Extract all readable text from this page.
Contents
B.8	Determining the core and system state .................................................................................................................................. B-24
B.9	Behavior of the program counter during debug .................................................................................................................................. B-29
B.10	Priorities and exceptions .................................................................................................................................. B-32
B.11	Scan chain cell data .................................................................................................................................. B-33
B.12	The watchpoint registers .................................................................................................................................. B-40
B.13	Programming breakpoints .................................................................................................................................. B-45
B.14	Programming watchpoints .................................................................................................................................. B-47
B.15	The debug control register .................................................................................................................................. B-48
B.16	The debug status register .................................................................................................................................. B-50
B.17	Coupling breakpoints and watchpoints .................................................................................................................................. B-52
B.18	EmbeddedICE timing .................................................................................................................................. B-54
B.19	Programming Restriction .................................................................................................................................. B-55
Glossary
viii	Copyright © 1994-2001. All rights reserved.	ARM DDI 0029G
▬▬▬▬▬▬
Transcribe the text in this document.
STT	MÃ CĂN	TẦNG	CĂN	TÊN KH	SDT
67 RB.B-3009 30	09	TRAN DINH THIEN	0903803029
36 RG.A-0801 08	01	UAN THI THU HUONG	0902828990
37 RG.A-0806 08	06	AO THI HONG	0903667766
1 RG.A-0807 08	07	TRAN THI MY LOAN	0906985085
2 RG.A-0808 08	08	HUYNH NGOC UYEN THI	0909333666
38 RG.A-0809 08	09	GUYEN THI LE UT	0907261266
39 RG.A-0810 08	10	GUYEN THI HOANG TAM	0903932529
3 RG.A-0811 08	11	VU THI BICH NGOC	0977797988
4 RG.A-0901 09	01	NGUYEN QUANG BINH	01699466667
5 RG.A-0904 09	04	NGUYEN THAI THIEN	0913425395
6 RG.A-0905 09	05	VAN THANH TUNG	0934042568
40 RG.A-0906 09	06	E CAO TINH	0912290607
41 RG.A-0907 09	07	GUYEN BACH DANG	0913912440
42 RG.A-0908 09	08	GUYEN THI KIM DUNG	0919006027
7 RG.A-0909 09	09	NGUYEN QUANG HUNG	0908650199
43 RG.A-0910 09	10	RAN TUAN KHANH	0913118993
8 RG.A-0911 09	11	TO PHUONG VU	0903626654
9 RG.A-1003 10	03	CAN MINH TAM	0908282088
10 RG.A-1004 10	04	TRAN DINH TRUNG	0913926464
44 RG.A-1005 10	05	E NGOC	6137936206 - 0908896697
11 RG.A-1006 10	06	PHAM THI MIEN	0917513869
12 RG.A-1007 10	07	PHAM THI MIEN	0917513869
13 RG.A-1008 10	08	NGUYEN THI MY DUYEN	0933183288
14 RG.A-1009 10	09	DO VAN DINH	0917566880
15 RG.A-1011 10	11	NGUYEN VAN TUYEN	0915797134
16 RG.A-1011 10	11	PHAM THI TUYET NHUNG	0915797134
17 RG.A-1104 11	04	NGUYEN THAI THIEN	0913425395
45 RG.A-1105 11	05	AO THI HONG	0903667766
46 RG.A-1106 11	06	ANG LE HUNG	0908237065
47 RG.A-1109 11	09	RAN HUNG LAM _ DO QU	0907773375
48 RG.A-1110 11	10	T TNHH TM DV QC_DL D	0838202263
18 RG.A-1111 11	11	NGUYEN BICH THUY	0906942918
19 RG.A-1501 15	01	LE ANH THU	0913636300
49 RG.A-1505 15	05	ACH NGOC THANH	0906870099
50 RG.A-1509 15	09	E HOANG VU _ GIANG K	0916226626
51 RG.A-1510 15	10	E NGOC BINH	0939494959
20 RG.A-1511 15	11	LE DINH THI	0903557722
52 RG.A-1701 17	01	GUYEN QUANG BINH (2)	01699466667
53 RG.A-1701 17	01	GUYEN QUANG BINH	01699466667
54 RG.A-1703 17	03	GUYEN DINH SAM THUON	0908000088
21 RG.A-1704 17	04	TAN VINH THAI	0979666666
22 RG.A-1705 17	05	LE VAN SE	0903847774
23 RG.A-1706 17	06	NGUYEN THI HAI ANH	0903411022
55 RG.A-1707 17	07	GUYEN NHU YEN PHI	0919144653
▬▬▬▬▬▬
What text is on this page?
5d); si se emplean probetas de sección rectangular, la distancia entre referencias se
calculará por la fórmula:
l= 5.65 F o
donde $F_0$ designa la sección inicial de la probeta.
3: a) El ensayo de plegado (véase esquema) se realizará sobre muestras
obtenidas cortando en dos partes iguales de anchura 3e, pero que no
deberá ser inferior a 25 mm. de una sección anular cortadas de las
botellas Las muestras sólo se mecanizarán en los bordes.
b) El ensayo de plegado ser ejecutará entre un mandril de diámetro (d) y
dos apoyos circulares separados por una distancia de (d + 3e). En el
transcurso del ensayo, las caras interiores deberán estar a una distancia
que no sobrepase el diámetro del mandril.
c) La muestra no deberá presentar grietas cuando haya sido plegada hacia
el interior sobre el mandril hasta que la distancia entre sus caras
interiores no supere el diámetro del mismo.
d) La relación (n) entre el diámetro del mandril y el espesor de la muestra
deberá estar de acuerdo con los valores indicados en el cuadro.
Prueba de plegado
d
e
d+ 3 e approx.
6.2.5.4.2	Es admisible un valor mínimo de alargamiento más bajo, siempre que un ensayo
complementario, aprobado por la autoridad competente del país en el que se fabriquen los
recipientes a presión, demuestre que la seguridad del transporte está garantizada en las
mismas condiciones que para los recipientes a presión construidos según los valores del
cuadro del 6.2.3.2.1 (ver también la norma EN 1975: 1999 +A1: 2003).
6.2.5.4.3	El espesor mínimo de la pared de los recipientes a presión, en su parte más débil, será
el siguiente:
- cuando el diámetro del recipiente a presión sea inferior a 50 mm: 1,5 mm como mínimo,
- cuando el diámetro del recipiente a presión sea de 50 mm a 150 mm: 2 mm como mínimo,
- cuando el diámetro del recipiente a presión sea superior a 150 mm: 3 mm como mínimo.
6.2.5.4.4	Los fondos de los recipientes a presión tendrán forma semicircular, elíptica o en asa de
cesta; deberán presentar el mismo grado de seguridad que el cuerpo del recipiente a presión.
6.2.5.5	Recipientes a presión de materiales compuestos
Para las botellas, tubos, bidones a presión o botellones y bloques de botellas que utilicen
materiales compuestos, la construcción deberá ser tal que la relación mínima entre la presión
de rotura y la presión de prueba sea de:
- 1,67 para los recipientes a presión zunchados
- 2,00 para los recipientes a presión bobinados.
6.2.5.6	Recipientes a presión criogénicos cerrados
▬▬▬▬▬▬
REQUIREMENTS> Wherever "diámetro" shows up in a line, copy that line.

SOLUTION TO THIS EXERCISE>
b) El ensayo de plegado ser ejecutará entre un mandril de diámetro (d) y
que no sobrepase el diámetro del mandril.
interiores no supere el diámetro del mismo.
d) La relación (n) entre el diámetro del mandril y el espesor de la muestra
- cuando el diámetro del recipiente a presión sea inferior a 50 mm: 1,5 mm como mínimo,
- cuando el diámetro del recipiente a presión sea de 50 mm a 150 mm: 2 mm como mínimo,
- cuando el diámetro del recipiente a presión sea superior a 150 mm: 3 mm como mínimo.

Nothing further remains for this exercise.